Produce a word-for-word copy of the listing below without its pictures.

begin Data for the task

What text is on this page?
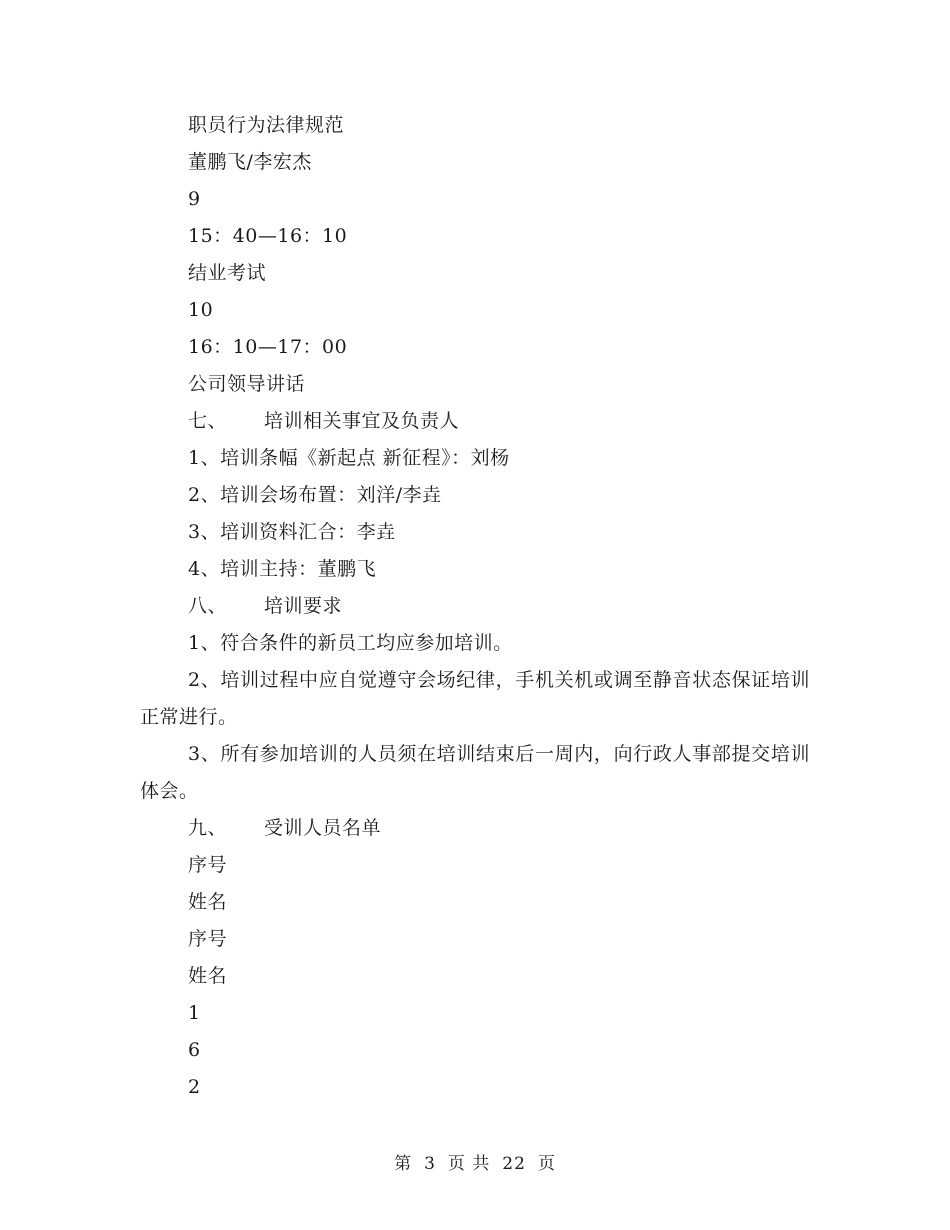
职员行为法律规范
董鹏飞/李宏杰
9
15：40—16：10
结业考试
10
16：10—17：00
公司领导讲话
七、 培训相关事宜及负责人
1、培训条幅《新起点 新征程》：刘杨
2、培训会场布置：刘洋/李垚
3、培训资料汇合：李垚
4、培训主持：董鹏飞
八、 培训要求
1、符合条件的新员工均应参加培训。
2、培训过程中应自觉遵守会场纪律，手机关机或调至静音状态保证培训正常进行。
3、所有参加培训的人员须在培训结束后一周内，向行政人事部提交培训体会。
九、 受训人员名单
序号
姓名
序号
姓名
1
6
2
第 3 页 共 22 页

end Data for the task

• _Finished exercise_
What text is on this page?
职员行为法律规范
董鹏飞/李宏杰
9
15：40—16：10
结业考试
10
16：10—17：00
公司领导讲话
七、 培训相关事宜及负责人
1、培训条幅《新起点 新征程》：刘杨
2、培训会场布置：刘洋/李垚
3、培训资料汇合：李垚
4、培训主持：董鹏飞
八、 培训要求
1、符合条件的新员工均应参加培训。
2、培训过程中应自觉遵守会场纪律，手机关机或调至静音状态保证培训正常进行。
3、所有参加培训的人员须在培训结束后一周内，向行政人事部提交培训体会。
九、 受训人员名单
序号
姓名
序号
姓名
1
6
2
第 3 页 共 22 页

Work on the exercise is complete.